Records from a collection of figures
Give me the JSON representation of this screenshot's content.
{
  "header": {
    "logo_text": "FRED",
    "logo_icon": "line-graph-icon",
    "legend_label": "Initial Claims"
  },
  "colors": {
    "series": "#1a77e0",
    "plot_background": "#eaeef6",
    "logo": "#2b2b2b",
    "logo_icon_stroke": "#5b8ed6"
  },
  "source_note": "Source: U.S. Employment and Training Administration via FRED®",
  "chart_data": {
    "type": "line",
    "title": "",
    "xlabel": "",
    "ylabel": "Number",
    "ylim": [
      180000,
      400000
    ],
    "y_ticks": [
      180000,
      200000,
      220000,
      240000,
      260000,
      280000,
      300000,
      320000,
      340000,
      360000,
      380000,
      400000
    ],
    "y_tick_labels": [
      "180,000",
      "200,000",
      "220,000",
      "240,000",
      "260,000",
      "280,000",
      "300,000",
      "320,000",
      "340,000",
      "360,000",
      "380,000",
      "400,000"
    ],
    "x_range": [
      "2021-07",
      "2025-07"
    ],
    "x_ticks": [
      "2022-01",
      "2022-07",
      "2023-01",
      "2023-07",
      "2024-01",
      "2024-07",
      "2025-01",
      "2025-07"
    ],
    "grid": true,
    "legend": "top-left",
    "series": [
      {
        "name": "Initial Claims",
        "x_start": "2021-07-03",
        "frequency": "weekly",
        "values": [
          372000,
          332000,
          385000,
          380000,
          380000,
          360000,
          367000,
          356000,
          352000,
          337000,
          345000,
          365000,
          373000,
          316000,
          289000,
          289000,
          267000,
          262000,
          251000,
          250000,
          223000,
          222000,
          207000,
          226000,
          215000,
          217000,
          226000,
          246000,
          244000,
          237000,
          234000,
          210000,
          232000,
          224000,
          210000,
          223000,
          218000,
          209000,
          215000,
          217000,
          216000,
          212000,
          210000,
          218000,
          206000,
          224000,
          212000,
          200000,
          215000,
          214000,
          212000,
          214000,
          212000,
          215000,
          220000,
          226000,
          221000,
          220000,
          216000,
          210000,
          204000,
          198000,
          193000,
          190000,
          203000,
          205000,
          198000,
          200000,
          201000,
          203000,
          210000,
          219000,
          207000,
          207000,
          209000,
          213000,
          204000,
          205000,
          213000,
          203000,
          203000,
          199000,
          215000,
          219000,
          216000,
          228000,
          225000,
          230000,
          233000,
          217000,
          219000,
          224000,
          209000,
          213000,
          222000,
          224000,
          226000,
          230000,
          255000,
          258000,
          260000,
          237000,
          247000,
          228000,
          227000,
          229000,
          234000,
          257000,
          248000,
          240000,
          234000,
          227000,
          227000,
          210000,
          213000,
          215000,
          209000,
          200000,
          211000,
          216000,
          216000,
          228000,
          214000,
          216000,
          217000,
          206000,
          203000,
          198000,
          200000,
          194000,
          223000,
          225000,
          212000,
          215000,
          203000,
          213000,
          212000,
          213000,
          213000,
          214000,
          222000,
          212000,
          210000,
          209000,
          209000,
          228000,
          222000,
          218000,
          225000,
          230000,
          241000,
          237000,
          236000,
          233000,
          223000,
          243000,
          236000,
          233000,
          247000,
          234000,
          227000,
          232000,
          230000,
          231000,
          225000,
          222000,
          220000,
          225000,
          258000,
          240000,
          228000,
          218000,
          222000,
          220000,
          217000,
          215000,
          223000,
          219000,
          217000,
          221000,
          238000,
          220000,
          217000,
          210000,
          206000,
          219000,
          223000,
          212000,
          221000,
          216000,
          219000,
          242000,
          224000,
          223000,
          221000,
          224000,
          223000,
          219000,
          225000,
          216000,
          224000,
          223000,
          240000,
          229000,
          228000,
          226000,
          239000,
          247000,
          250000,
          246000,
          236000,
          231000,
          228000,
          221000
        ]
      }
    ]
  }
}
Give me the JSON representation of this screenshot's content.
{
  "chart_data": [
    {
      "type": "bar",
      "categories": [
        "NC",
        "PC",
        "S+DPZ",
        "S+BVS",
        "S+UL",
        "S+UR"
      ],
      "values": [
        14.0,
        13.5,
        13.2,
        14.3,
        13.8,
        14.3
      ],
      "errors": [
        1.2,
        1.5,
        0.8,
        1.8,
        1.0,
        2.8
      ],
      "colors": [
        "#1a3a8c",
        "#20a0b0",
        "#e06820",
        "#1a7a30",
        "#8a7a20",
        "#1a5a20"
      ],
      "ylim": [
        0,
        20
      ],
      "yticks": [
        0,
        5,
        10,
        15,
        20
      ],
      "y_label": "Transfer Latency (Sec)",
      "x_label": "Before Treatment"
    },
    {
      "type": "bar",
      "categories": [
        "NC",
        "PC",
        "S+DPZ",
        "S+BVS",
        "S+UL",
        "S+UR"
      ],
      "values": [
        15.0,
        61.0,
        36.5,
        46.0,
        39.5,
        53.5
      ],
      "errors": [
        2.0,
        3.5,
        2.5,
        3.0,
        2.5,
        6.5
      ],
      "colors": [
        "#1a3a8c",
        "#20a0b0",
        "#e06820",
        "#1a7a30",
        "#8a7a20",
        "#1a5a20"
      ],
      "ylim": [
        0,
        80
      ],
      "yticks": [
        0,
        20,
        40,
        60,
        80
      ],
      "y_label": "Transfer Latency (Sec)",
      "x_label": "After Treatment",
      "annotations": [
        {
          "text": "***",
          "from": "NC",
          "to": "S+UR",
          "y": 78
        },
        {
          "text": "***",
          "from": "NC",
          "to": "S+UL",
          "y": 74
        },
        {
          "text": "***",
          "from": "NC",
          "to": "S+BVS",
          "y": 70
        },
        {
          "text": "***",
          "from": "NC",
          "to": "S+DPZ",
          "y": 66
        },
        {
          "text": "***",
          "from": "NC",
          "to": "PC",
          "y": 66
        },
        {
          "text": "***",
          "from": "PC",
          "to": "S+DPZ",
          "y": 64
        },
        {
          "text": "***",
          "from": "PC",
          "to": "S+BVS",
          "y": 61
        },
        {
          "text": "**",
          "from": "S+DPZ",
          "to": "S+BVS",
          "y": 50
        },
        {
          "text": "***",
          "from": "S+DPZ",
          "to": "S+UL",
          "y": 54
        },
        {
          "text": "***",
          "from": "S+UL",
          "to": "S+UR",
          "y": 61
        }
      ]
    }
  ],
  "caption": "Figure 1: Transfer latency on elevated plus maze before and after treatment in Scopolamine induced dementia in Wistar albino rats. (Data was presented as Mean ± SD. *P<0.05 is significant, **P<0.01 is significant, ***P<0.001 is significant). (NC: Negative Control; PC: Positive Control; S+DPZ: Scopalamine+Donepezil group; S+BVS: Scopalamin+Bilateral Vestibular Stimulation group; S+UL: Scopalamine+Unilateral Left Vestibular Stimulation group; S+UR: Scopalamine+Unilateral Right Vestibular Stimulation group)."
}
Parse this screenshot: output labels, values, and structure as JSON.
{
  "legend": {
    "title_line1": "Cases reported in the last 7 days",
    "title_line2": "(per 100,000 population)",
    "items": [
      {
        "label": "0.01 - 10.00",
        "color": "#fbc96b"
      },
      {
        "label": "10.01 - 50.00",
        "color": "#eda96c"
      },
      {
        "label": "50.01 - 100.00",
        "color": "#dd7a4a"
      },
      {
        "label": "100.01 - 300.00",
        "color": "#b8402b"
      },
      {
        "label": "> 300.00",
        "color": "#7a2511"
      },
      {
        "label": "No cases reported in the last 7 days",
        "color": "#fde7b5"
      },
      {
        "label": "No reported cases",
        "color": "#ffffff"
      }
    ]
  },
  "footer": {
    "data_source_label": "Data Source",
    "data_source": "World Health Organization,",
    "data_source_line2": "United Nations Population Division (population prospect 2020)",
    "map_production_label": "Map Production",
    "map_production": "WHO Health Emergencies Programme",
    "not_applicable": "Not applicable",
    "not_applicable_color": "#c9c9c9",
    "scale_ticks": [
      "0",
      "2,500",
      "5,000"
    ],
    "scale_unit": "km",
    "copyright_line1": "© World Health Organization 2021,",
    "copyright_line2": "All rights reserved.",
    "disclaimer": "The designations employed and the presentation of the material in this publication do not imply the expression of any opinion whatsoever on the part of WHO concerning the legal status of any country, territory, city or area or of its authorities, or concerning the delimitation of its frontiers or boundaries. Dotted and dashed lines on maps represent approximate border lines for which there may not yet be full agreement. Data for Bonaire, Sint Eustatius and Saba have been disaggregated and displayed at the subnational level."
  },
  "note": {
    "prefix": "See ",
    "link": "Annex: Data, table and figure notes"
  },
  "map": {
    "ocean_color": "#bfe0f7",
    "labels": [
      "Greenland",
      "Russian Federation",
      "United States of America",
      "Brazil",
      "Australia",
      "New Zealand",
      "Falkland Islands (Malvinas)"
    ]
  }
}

= Exercise =
Say how many lines above hold the word "FRED", giving only the count.

= Response =
2